**Exercise instructions**
Will you output the entries below exactly, skipping every image they contain?

::: Data extract

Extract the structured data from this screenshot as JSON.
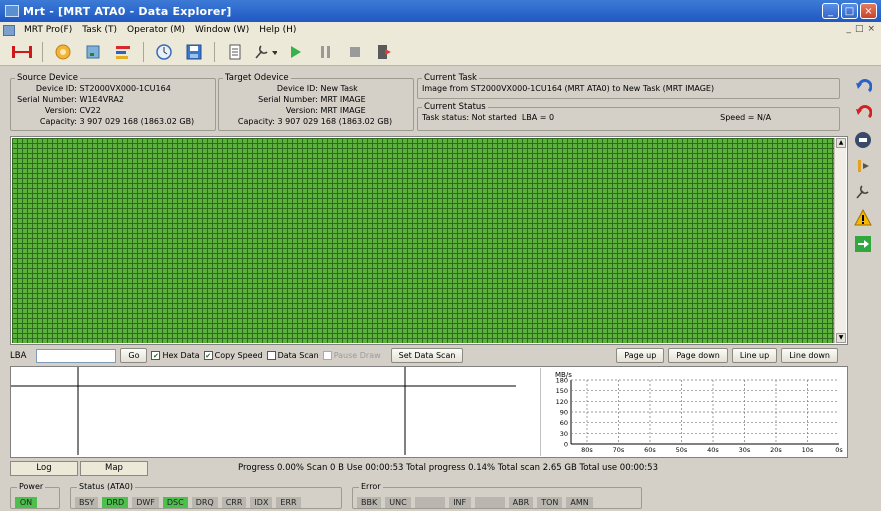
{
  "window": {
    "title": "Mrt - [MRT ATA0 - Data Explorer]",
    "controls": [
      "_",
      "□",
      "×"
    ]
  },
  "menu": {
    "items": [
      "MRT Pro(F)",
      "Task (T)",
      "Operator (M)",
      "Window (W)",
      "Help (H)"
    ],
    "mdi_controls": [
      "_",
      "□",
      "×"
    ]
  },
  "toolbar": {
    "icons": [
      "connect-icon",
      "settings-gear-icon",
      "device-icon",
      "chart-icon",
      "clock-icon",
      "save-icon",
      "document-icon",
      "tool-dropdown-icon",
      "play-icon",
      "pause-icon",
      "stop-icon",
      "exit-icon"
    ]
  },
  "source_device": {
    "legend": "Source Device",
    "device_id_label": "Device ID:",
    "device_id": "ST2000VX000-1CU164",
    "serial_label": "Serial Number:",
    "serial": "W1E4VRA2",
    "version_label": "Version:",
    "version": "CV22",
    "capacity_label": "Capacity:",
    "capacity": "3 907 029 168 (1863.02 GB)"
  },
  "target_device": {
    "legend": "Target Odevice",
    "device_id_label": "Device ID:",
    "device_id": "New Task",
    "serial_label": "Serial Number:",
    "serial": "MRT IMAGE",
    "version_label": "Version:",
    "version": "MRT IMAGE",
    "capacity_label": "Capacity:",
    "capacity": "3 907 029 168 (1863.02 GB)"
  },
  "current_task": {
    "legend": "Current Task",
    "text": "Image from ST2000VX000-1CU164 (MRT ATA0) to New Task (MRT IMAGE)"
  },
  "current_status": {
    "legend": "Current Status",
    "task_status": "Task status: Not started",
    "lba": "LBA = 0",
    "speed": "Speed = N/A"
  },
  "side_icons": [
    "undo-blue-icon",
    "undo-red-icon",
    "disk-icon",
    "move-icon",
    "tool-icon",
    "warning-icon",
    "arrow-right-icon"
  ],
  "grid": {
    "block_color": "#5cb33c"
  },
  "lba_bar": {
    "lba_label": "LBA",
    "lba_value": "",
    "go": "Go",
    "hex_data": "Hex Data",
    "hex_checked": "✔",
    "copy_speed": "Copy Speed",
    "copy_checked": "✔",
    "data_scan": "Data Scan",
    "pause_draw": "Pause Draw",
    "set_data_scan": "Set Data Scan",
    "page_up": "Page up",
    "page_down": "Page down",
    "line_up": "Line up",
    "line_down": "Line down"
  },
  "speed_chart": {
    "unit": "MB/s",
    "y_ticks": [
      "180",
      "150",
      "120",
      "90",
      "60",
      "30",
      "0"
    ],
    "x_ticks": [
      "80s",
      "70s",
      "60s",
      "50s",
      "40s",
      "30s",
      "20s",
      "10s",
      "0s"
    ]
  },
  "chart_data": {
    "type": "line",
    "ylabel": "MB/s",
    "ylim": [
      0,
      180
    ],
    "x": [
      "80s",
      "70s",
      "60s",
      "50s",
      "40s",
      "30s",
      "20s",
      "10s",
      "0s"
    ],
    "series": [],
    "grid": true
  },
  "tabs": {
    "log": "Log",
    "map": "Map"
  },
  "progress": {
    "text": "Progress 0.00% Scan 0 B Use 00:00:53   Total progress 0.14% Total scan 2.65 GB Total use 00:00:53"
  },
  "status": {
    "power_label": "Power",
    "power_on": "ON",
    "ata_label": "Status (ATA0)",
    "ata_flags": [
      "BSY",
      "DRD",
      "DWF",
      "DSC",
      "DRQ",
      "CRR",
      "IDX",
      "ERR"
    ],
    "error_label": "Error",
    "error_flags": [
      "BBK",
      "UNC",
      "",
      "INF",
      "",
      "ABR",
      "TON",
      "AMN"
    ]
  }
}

::::::

**Correct answer**
Extract the structured data from this screenshot as JSON.
{
  "window": {
    "title": "Mrt - [MRT ATA0 - Data Explorer]",
    "controls": [
      "_",
      "□",
      "×"
    ]
  },
  "menu": {
    "items": [
      "MRT Pro(F)",
      "Task (T)",
      "Operator (M)",
      "Window (W)",
      "Help (H)"
    ],
    "mdi_controls": [
      "_",
      "□",
      "×"
    ]
  },
  "toolbar": {
    "icons": [
      "connect-icon",
      "settings-gear-icon",
      "device-icon",
      "chart-icon",
      "clock-icon",
      "save-icon",
      "document-icon",
      "tool-dropdown-icon",
      "play-icon",
      "pause-icon",
      "stop-icon",
      "exit-icon"
    ]
  },
  "source_device": {
    "legend": "Source Device",
    "device_id_label": "Device ID:",
    "device_id": "ST2000VX000-1CU164",
    "serial_label": "Serial Number:",
    "serial": "W1E4VRA2",
    "version_label": "Version:",
    "version": "CV22",
    "capacity_label": "Capacity:",
    "capacity": "3 907 029 168 (1863.02 GB)"
  },
  "target_device": {
    "legend": "Target Odevice",
    "device_id_label": "Device ID:",
    "device_id": "New Task",
    "serial_label": "Serial Number:",
    "serial": "MRT IMAGE",
    "version_label": "Version:",
    "version": "MRT IMAGE",
    "capacity_label": "Capacity:",
    "capacity": "3 907 029 168 (1863.02 GB)"
  },
  "current_task": {
    "legend": "Current Task",
    "text": "Image from ST2000VX000-1CU164 (MRT ATA0) to New Task (MRT IMAGE)"
  },
  "current_status": {
    "legend": "Current Status",
    "task_status": "Task status: Not started",
    "lba": "LBA = 0",
    "speed": "Speed = N/A"
  },
  "side_icons": [
    "undo-blue-icon",
    "undo-red-icon",
    "disk-icon",
    "move-icon",
    "tool-icon",
    "warning-icon",
    "arrow-right-icon"
  ],
  "grid": {
    "block_color": "#5cb33c"
  },
  "lba_bar": {
    "lba_label": "LBA",
    "lba_value": "",
    "go": "Go",
    "hex_data": "Hex Data",
    "hex_checked": "✔",
    "copy_speed": "Copy Speed",
    "copy_checked": "✔",
    "data_scan": "Data Scan",
    "pause_draw": "Pause Draw",
    "set_data_scan": "Set Data Scan",
    "page_up": "Page up",
    "page_down": "Page down",
    "line_up": "Line up",
    "line_down": "Line down"
  },
  "speed_chart": {
    "unit": "MB/s",
    "y_ticks": [
      "180",
      "150",
      "120",
      "90",
      "60",
      "30",
      "0"
    ],
    "x_ticks": [
      "80s",
      "70s",
      "60s",
      "50s",
      "40s",
      "30s",
      "20s",
      "10s",
      "0s"
    ]
  },
  "chart_data": {
    "type": "line",
    "ylabel": "MB/s",
    "ylim": [
      0,
      180
    ],
    "x": [
      "80s",
      "70s",
      "60s",
      "50s",
      "40s",
      "30s",
      "20s",
      "10s",
      "0s"
    ],
    "series": [],
    "grid": true
  },
  "tabs": {
    "log": "Log",
    "map": "Map"
  },
  "progress": {
    "text": "Progress 0.00% Scan 0 B Use 00:00:53   Total progress 0.14% Total scan 2.65 GB Total use 00:00:53"
  },
  "status": {
    "power_label": "Power",
    "power_on": "ON",
    "ata_label": "Status (ATA0)",
    "ata_flags": [
      "BSY",
      "DRD",
      "DWF",
      "DSC",
      "DRQ",
      "CRR",
      "IDX",
      "ERR"
    ],
    "error_label": "Error",
    "error_flags": [
      "BBK",
      "UNC",
      "",
      "INF",
      "",
      "ABR",
      "TON",
      "AMN"
    ]
  }
}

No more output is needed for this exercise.